* _DIRECTIONS_: Give back each entry unchanged, minus pictures.

* _RECORDS SHOWN_:

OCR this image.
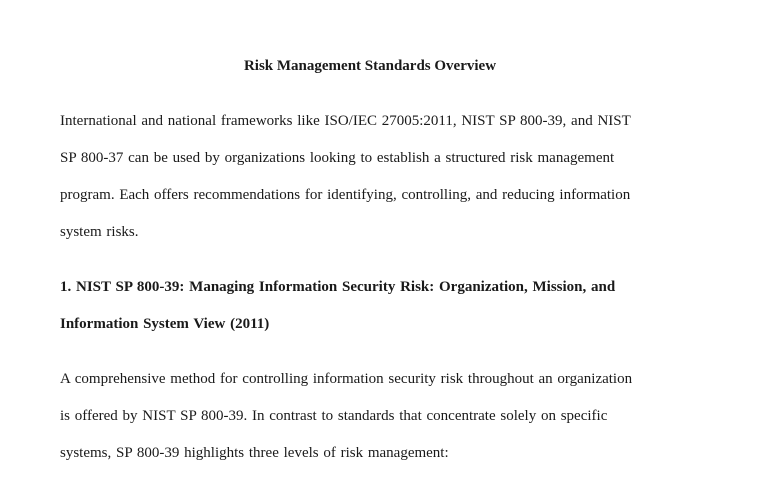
Risk Management Standards Overview
International and national frameworks like ISO/IEC 27005:2011, NIST SP 800-39, and NIST
SP 800-37 can be used by organizations looking to establish a structured risk management
program. Each offers recommendations for identifying, controlling, and reducing information
system risks.
1. NIST SP 800-39: Managing Information Security Risk: Organization, Mission, and
Information System View (2011)
A comprehensive method for controlling information security risk throughout an organization
is offered by NIST SP 800-39. In contrast to standards that concentrate solely on specific
systems, SP 800-39 highlights three levels of risk management:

* _COMPLETE RESPONSE_:
OCR this image.
Risk Management Standards Overview
International and national frameworks like ISO/IEC 27005:2011, NIST SP 800-39, and NIST
SP 800-37 can be used by organizations looking to establish a structured risk management
program. Each offers recommendations for identifying, controlling, and reducing information
system risks.
1. NIST SP 800-39: Managing Information Security Risk: Organization, Mission, and
Information System View (2011)
A comprehensive method for controlling information security risk throughout an organization
is offered by NIST SP 800-39. In contrast to standards that concentrate solely on specific
systems, SP 800-39 highlights three levels of risk management:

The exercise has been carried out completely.